## AIM OF THE EXERCISE
Go through the listing and set it down exactly, leaving out its pictures.

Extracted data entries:
------------------------------------------------------------------------

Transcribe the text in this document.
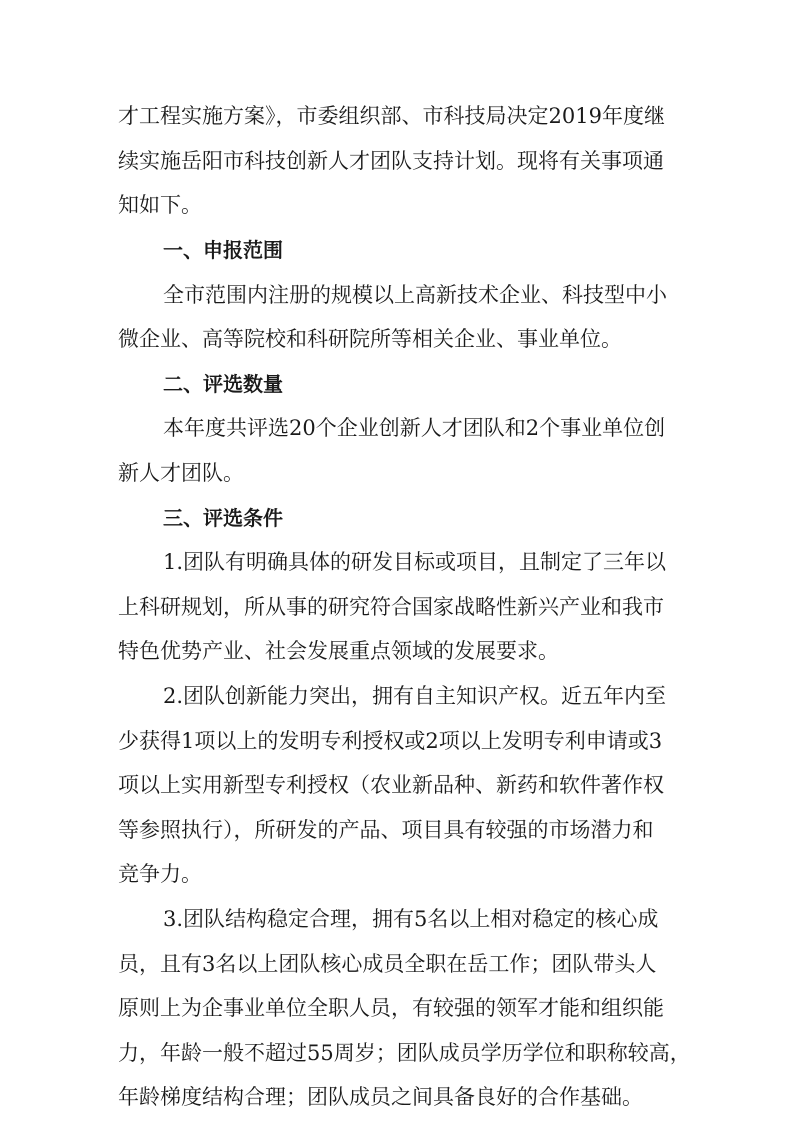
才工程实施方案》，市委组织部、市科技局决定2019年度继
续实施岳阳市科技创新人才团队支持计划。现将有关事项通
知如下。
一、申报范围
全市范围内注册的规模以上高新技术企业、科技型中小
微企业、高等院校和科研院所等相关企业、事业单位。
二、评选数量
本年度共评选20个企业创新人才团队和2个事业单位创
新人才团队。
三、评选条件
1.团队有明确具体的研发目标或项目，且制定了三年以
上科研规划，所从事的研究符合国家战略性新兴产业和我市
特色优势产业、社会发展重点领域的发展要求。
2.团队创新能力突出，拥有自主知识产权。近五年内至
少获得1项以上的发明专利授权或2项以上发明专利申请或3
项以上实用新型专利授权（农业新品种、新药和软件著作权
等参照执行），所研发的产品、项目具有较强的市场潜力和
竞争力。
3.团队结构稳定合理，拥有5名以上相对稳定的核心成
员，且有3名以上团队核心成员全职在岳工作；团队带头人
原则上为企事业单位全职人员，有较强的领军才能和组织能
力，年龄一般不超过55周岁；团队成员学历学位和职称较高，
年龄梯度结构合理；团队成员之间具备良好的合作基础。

------------------------------------------------------------------------

## ANSWER IN FULL
Transcribe the text in this document.
才工程实施方案》，市委组织部、市科技局决定2019年度继
续实施岳阳市科技创新人才团队支持计划。现将有关事项通
知如下。
一、申报范围
全市范围内注册的规模以上高新技术企业、科技型中小
微企业、高等院校和科研院所等相关企业、事业单位。
二、评选数量
本年度共评选20个企业创新人才团队和2个事业单位创
新人才团队。
三、评选条件
1.团队有明确具体的研发目标或项目，且制定了三年以
上科研规划，所从事的研究符合国家战略性新兴产业和我市
特色优势产业、社会发展重点领域的发展要求。
2.团队创新能力突出，拥有自主知识产权。近五年内至
少获得1项以上的发明专利授权或2项以上发明专利申请或3
项以上实用新型专利授权（农业新品种、新药和软件著作权
等参照执行），所研发的产品、项目具有较强的市场潜力和
竞争力。
3.团队结构稳定合理，拥有5名以上相对稳定的核心成
员，且有3名以上团队核心成员全职在岳工作；团队带头人
原则上为企事业单位全职人员，有较强的领军才能和组织能
力，年龄一般不超过55周岁；团队成员学历学位和职称较高，
年龄梯度结构合理；团队成员之间具备良好的合作基础。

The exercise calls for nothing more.